>> begin

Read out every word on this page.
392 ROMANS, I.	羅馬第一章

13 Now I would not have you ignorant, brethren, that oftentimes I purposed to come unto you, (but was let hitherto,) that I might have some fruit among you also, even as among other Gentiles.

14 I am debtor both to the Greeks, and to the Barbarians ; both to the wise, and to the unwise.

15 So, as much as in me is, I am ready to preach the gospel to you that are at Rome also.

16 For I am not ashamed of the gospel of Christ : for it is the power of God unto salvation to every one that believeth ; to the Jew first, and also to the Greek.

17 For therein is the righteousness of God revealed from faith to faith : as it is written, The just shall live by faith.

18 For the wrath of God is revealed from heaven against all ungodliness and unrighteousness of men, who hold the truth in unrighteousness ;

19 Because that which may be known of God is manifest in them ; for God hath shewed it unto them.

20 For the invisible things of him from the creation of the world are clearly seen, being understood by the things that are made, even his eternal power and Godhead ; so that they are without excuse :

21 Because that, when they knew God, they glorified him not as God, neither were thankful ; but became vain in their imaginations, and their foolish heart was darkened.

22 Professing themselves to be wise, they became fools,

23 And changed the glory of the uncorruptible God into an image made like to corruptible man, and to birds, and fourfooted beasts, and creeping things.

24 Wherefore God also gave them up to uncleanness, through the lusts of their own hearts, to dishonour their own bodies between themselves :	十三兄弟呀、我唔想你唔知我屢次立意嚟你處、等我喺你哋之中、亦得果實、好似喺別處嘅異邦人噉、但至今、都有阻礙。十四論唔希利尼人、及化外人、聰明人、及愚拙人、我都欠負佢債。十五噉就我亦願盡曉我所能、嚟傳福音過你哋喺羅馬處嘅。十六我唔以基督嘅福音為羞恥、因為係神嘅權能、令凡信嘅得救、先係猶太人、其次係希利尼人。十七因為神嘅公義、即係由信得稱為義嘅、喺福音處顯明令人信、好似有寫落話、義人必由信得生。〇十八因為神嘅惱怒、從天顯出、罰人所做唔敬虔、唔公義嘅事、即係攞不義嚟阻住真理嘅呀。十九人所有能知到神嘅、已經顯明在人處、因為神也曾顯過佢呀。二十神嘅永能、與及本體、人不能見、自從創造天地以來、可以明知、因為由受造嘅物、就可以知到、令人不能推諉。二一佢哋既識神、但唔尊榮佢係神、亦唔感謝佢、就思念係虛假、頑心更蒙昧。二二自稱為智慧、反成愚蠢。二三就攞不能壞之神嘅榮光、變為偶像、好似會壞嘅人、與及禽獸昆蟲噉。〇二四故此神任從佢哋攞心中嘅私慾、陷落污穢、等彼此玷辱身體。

>> end

REQUEST
Look above for every line with the word "revealed" and copy it.

FINISHED TASK
17 For therein is the righteousness of God revealed from faith to faith : as it is written, The just shall live by faith.
18 For the wrath of God is revealed from heaven against all ungodliness and unrighteousness of men, who hold the truth in unrighteousness ;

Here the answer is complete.